*** DATA FOR PROCESSING ***
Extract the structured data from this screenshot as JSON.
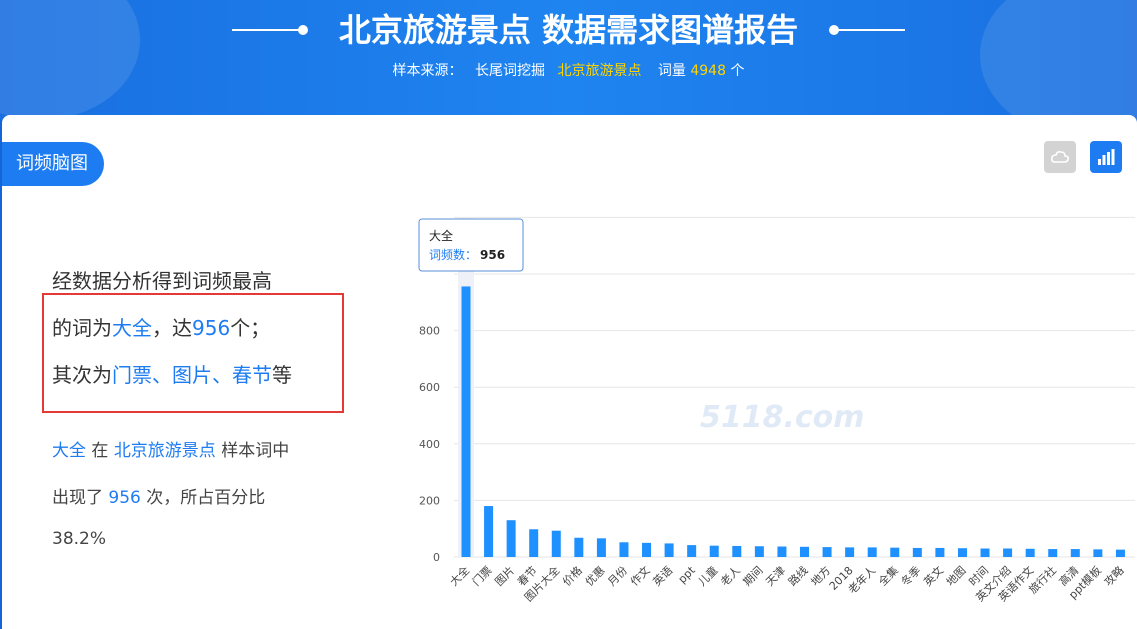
{
  "header": {
    "title": "北京旅游景点 数据需求图谱报告",
    "source_label": "样本来源：",
    "source_method": "长尾词挖掘",
    "source_keyword": "北京旅游景点",
    "count_label": "词量",
    "count_value": "4948",
    "count_unit": "个"
  },
  "panel": {
    "badge": "词频脑图",
    "cloud_button_icon": "cloud-icon",
    "bar_button_icon": "bar-chart-icon"
  },
  "analysis": {
    "line1": "经数据分析得到词频最高",
    "line2_prefix": "的词为",
    "top_word": "大全",
    "line2_mid": "，达",
    "top_value": "956",
    "line2_suffix": "个；",
    "line3_prefix": "其次为",
    "others": "门票、图片、春节",
    "line3_suffix": "等",
    "s1_word": "大全",
    "s1_in": "在",
    "s1_keyword": "北京旅游景点",
    "s1_suffix": "样本词中",
    "s2_prefix": "出现了",
    "s2_value": "956",
    "s2_suffix": "次，所占百分比",
    "s3_percent": "38.2%"
  },
  "tooltip": {
    "title": "大全",
    "series_label": "词频数：",
    "value": "956"
  },
  "watermark": "5118.com",
  "chart_data": {
    "type": "bar",
    "categories": [
      "大全",
      "门票",
      "图片",
      "春节",
      "图片大全",
      "价格",
      "优惠",
      "月份",
      "作文",
      "英语",
      "ppt",
      "儿童",
      "老人",
      "期间",
      "天津",
      "路线",
      "地方",
      "2018",
      "老年人",
      "全集",
      "冬季",
      "英文",
      "地图",
      "时间",
      "英文介绍",
      "英语作文",
      "旅行社",
      "高清",
      "ppt模板",
      "攻略"
    ],
    "series": [
      {
        "name": "词频数",
        "values": [
          956,
          180,
          130,
          98,
          93,
          68,
          66,
          52,
          50,
          48,
          42,
          40,
          39,
          38,
          37,
          36,
          35,
          34,
          34,
          33,
          32,
          32,
          31,
          30,
          30,
          29,
          28,
          28,
          27,
          26
        ]
      }
    ],
    "ylim": [
      0,
      1200
    ],
    "yticks": [
      0,
      200,
      400,
      600,
      800
    ],
    "grid": true,
    "bar_color": "#1e90ff",
    "highlight_index": 0
  }
}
***
AIM:
Give all the lines above again, character for character, without pictures.

FINISHED TASK:
Extract the structured data from this screenshot as JSON.
{
  "header": {
    "title": "北京旅游景点 数据需求图谱报告",
    "source_label": "样本来源：",
    "source_method": "长尾词挖掘",
    "source_keyword": "北京旅游景点",
    "count_label": "词量",
    "count_value": "4948",
    "count_unit": "个"
  },
  "panel": {
    "badge": "词频脑图",
    "cloud_button_icon": "cloud-icon",
    "bar_button_icon": "bar-chart-icon"
  },
  "analysis": {
    "line1": "经数据分析得到词频最高",
    "line2_prefix": "的词为",
    "top_word": "大全",
    "line2_mid": "，达",
    "top_value": "956",
    "line2_suffix": "个；",
    "line3_prefix": "其次为",
    "others": "门票、图片、春节",
    "line3_suffix": "等",
    "s1_word": "大全",
    "s1_in": "在",
    "s1_keyword": "北京旅游景点",
    "s1_suffix": "样本词中",
    "s2_prefix": "出现了",
    "s2_value": "956",
    "s2_suffix": "次，所占百分比",
    "s3_percent": "38.2%"
  },
  "tooltip": {
    "title": "大全",
    "series_label": "词频数：",
    "value": "956"
  },
  "watermark": "5118.com",
  "chart_data": {
    "type": "bar",
    "categories": [
      "大全",
      "门票",
      "图片",
      "春节",
      "图片大全",
      "价格",
      "优惠",
      "月份",
      "作文",
      "英语",
      "ppt",
      "儿童",
      "老人",
      "期间",
      "天津",
      "路线",
      "地方",
      "2018",
      "老年人",
      "全集",
      "冬季",
      "英文",
      "地图",
      "时间",
      "英文介绍",
      "英语作文",
      "旅行社",
      "高清",
      "ppt模板",
      "攻略"
    ],
    "series": [
      {
        "name": "词频数",
        "values": [
          956,
          180,
          130,
          98,
          93,
          68,
          66,
          52,
          50,
          48,
          42,
          40,
          39,
          38,
          37,
          36,
          35,
          34,
          34,
          33,
          32,
          32,
          31,
          30,
          30,
          29,
          28,
          28,
          27,
          26
        ]
      }
    ],
    "ylim": [
      0,
      1200
    ],
    "yticks": [
      0,
      200,
      400,
      600,
      800
    ],
    "grid": true,
    "bar_color": "#1e90ff",
    "highlight_index": 0
  }
}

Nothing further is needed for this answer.